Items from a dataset
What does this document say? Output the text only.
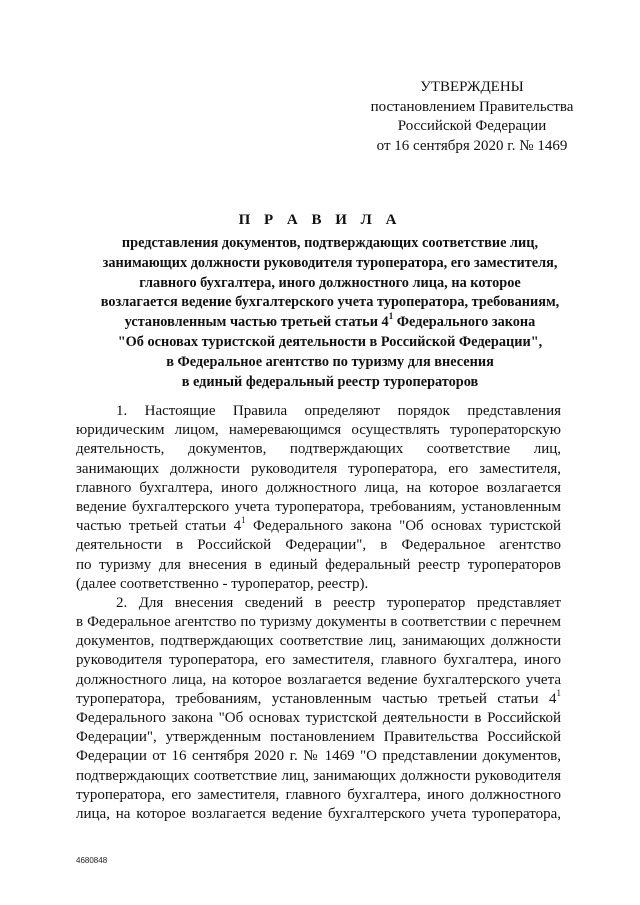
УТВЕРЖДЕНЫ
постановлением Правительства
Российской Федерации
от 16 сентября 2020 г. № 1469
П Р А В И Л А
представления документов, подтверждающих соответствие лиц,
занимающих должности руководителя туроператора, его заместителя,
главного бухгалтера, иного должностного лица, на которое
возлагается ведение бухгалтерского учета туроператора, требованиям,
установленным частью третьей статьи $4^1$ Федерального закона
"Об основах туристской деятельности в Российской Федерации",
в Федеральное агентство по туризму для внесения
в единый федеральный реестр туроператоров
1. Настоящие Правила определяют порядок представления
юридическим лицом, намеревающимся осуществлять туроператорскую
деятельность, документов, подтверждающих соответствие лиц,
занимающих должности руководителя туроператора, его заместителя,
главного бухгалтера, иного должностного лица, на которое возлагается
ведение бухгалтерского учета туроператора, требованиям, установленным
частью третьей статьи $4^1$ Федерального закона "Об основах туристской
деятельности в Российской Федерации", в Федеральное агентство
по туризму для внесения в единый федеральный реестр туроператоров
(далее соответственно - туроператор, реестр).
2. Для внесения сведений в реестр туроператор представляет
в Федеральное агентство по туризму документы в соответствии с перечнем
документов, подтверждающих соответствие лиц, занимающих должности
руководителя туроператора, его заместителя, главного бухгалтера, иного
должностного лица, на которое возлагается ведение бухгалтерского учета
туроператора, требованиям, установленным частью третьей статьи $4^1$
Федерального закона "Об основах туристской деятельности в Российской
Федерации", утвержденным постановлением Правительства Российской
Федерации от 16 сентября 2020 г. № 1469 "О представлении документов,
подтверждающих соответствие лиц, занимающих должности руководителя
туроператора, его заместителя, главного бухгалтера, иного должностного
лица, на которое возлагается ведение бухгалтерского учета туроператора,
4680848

---

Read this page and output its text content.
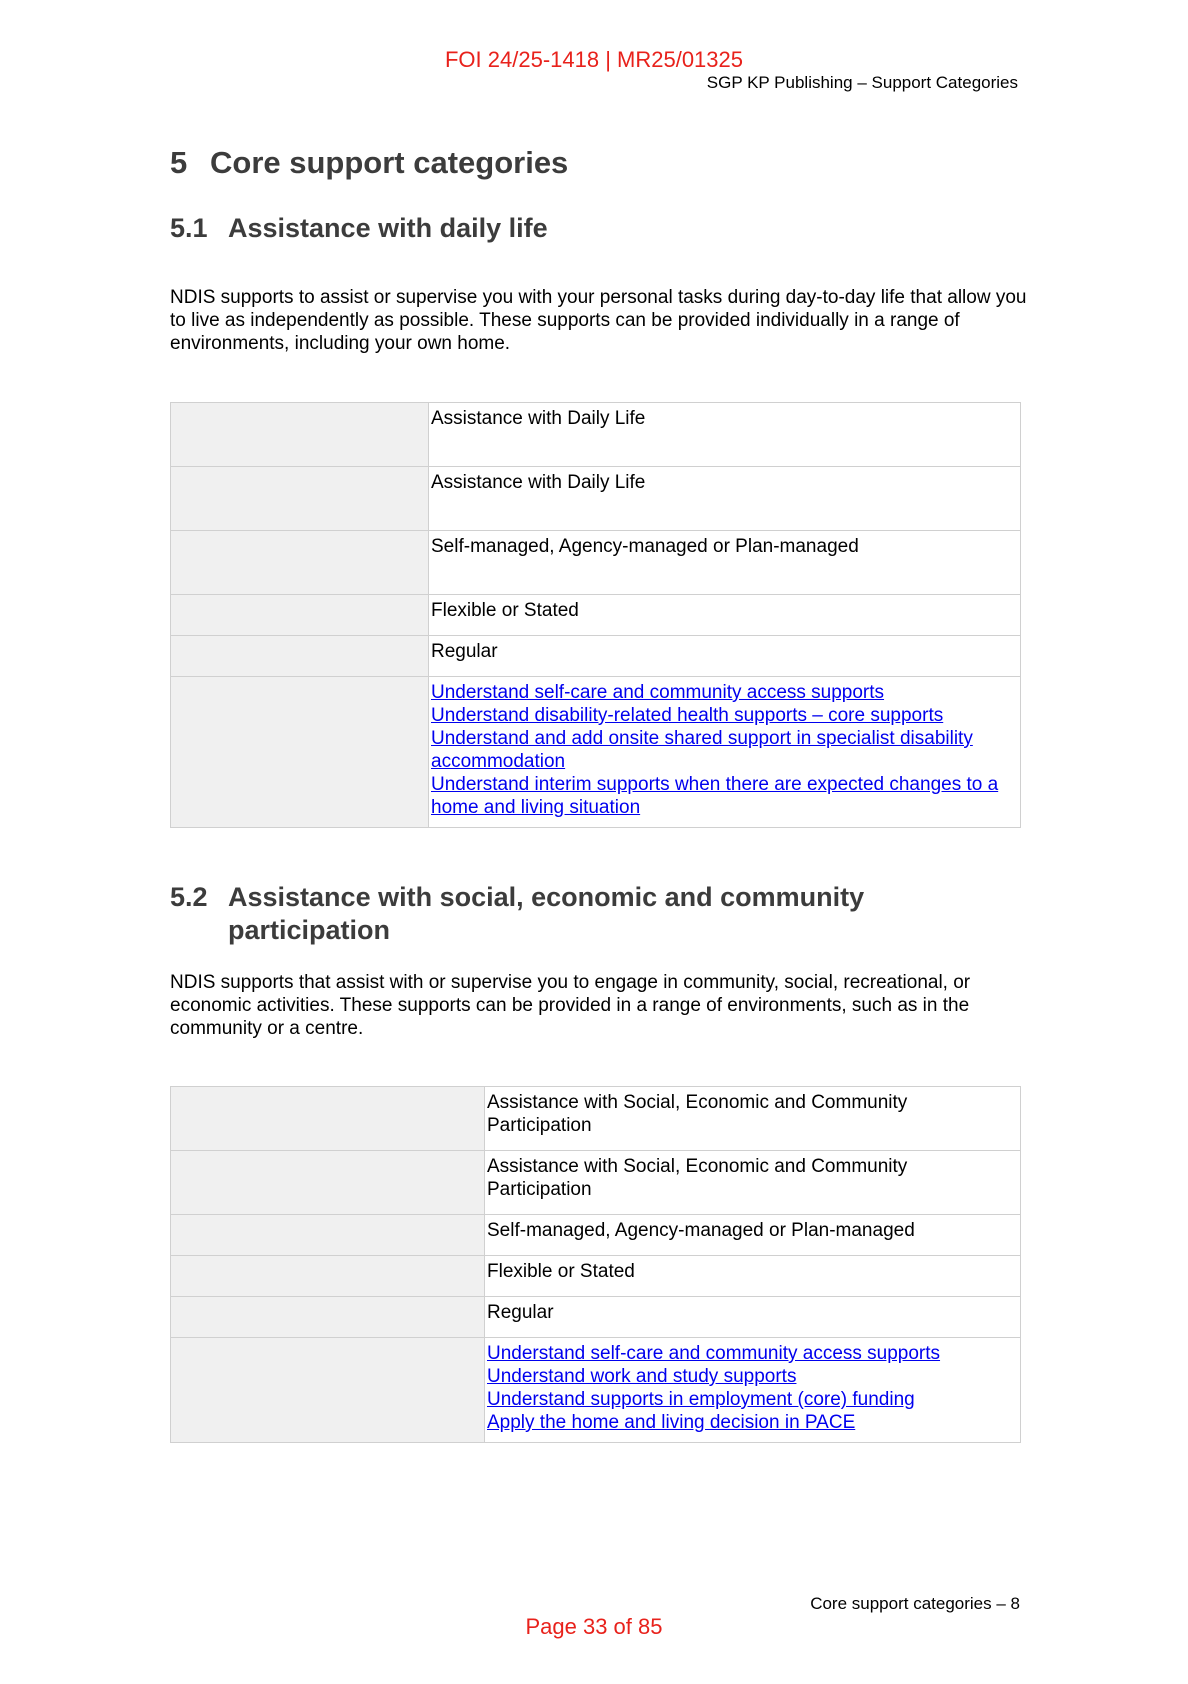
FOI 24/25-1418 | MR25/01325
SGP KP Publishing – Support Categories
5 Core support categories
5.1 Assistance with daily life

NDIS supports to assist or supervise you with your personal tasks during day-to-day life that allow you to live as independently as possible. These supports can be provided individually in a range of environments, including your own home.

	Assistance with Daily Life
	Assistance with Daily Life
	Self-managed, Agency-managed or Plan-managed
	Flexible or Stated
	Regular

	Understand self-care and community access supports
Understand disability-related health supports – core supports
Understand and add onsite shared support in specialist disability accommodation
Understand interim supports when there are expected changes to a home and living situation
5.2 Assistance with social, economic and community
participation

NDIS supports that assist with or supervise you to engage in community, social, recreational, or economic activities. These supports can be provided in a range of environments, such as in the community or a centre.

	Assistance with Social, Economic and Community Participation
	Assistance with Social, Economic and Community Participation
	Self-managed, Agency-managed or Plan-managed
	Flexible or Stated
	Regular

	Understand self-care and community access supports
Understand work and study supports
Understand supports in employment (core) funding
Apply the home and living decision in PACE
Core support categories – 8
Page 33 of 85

- **What to work on**
Within the material above, find the lines that contain the word "должностного"; copy them.

- **The reply**
главного бухгалтера, иного должностного лица, на которое
главного бухгалтера, иного должностного лица, на которое возлагается
должностного лица, на которое возлагается ведение бухгалтерского учета
туроператора, его заместителя, главного бухгалтера, иного должностного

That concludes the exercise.